## Quoted passage
** START **

Set Theory

[ofir]

I need to find an example that disprove each statement. A and B are sets. (It can be an infinity set)
1. P(A\B) = P(A) if and only if A and B are disjoint sets
2. If (AUB)\A = (B\A)UA then B ⊂ A. (B is not equal to the empty set)
Thank you.

 

[Deleted member 4993]

I need to find an example that disprove each statement. A and B are sets. (It can be an infinity set)
1. P(A\B) = P(A) if and only if A and B are disjoint sets
2. If (AUB)\A = (B\A)UA then B ⊂ A. (B is not equal to the empty set)
Thank you.

since you did not show any work/thought about the problem, let us make sure we have understanding of common definitions.

Please tell us - What is the definition of disjointed set/s?

Please show us what you have tried and exactly where you are stuck.

Please follow the rules of posting in this forum, as enunciated at:

READ BEFORE POSTING​

Please share your work/thoughts about this problem.

 

[ofir]

The definiation of disjointed sets are if x is a set and y is a set, they are disjointed, there intersection are empty.
I tried to do to define A (inifity set) as { ∅,{∅},{∅,{∅}}…}, and B is {∅}, but I don't know if it is ok? And if it is not, which example can be suitable?

 

[pka]

I need to find an example that disprove each statement. A and B are sets. (It can be an infinity set)
1. P(A\B) = P(A) if and only if A and B are disjoint sets
2. If (AUB)\A = (B\A)UA then B ⊂ A. (B is not equal to the empty set)

Does the notation $\bf{P}(A)$ stand for the powerset of $A~?$

 

[ofir]

Yes. P(A) is the powerset of A.
I am trying to find an example that disprove this statement.

 

[ofir]

P(A\B) = P(A) if and only if A and B are disjoint sets
I am looking for an example to disprove it.
I found that:
A = { n | n * n=1, n ∈ Z}
B = {1}

Is it correct? If not, can you please give me an example of sets A and B that disprove the statement.

Thank you.

 

[pka]

P(A\B) = P(A) if and only if A and B are disjoint sets

That statement is true.
|f $A\cap B=\emptyset$ then $A\setminus B = A$ therefore $\mathscr{P}(A\setminus B)=\mathscr{P}(A)$.
We prove the converse by contradiction.
Suppose that $\mathscr{P}(A\setminus B)=\mathscr{P}(A)~\&~\exists t\in A\cap B$.
But that means $\{t\}\in \mathscr{P}(A)$ but $\{t\}\notin \mathscr{P}(A\setminus B)$.

** END **

## Records for the task
** START **

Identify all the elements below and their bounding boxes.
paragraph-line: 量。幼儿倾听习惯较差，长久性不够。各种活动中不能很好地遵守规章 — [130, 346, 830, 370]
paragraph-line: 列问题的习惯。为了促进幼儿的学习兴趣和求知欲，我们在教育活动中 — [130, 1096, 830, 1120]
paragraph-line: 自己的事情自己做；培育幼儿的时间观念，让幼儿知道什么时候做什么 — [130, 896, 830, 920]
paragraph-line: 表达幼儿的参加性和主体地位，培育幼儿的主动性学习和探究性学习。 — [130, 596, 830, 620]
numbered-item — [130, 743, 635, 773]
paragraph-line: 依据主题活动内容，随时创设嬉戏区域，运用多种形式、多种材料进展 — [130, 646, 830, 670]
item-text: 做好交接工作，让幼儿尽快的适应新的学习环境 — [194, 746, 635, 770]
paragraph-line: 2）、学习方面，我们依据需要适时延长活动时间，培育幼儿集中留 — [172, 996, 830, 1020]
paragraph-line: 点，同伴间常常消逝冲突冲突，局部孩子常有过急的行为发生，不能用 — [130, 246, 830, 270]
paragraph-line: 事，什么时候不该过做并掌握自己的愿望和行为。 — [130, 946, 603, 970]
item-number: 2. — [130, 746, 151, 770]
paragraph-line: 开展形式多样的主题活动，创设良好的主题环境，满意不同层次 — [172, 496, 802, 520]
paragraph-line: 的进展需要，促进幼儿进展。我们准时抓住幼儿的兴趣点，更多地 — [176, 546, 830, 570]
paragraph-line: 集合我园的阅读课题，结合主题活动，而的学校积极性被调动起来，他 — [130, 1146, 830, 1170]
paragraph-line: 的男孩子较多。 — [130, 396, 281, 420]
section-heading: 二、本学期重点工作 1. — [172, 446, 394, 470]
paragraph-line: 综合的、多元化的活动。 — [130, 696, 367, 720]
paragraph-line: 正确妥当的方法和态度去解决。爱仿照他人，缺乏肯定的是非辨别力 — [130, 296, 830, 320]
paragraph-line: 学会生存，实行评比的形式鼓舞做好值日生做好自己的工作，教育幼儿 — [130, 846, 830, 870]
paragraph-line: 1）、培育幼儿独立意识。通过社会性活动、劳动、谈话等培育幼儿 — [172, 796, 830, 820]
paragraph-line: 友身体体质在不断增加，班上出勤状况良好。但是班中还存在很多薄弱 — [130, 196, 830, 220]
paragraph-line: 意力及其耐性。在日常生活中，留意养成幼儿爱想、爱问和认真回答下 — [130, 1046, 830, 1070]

** END **

## Written instruction 1
Reproduce the entries verbatim, from their first line up to and including the line that contains "paragraph-line: 列问题的习惯。为了促进幼儿的学习兴趣和求知欲，我们在教育活动中 —".
## Written instruction 2
Resume the set theory thread, picking up right after its last sentence.

## Reply 1
Identify all the elements below and their bounding boxes.
paragraph-line: 量。幼儿倾听习惯较差，长久性不够。各种活动中不能很好地遵守规章 — [130, 346, 830, 370]
paragraph-line: 列问题的习惯。为了促进幼儿的学习兴趣和求知欲，我们在教育活动中 — [130, 1096, 830, 1120]

## Reply 2
Thus if $\mathscr{P}(A\setminus B)=\mathscr{P}(A)$ then $A\cap B=\emptyset$

 

[pka]

2. If (AUB)\A = (B\A)UA then B ⊂ A. (B is not equal to the empty set)

The above is a logically true statement.
That takes a bit of explaining.
The statement If $2+2=5$ then $(-1)^2<0$ is true. Because a false implies any statement.
The statement $(A\cup B)\setminus A=(B\setminus A)\cup A$ is false.

 

[Steven G]

@pka
(AUB)\A = B\A
(B\A)UA = BUA
Now (B\A) = BUA if A = $$\emptyset$$But pka claims (I think) that (AUB)\A = (B\A)UA is never true.

 

[pka]

@pka
(AUB)\A = B\A
(B\A)UA = BUA
Now (B\A) = BUA if A = $$\emptyset$$But pka claims (I think) that (AUB)\A = (B\A)UA is never true.

Note that the problem states $B\ne \emptyset$ and if $(A\cup B)\setminus A=(B\setminus A)\cup A$ then $B\subset A$

 

[Steven G]

Note that the problem states $B\ne \emptyset$ and if $(A\cup B)\setminus A=(B\setminus A)\cup A$ then $B\subset A$

But I never assumed that B = $$\emptyset$$

 

[pka]

But I never assumed that B = $$\emptyset$$

I understand that you did not but the problem does.
It says that if $(A\cup B)\setminus A=(B\setminus A)\cup A$ then $B\subset A$ {B not empty.) If A is empty then B is also.
Think about it.
$(A\cup B)\setminus A\\ (A\cup B)\cap A^c\\(A\cap A^c)\cup (B\cap A^c)\\B\setminus A$ AND $(B\setminus A)\cup A\\(B\cap A^c)\cup A\\(B\cup A)\cap (A^c\cup A)\\B\cup A$ It is saying that $B\setminus A=B\cup A$ implies $B\subset A$ $B\ne \emptyset$

 

[Steven G]

I too arrived in my previous post that that the problem is saying that B∖A=B∪A implies B⊂A (and B≠∅).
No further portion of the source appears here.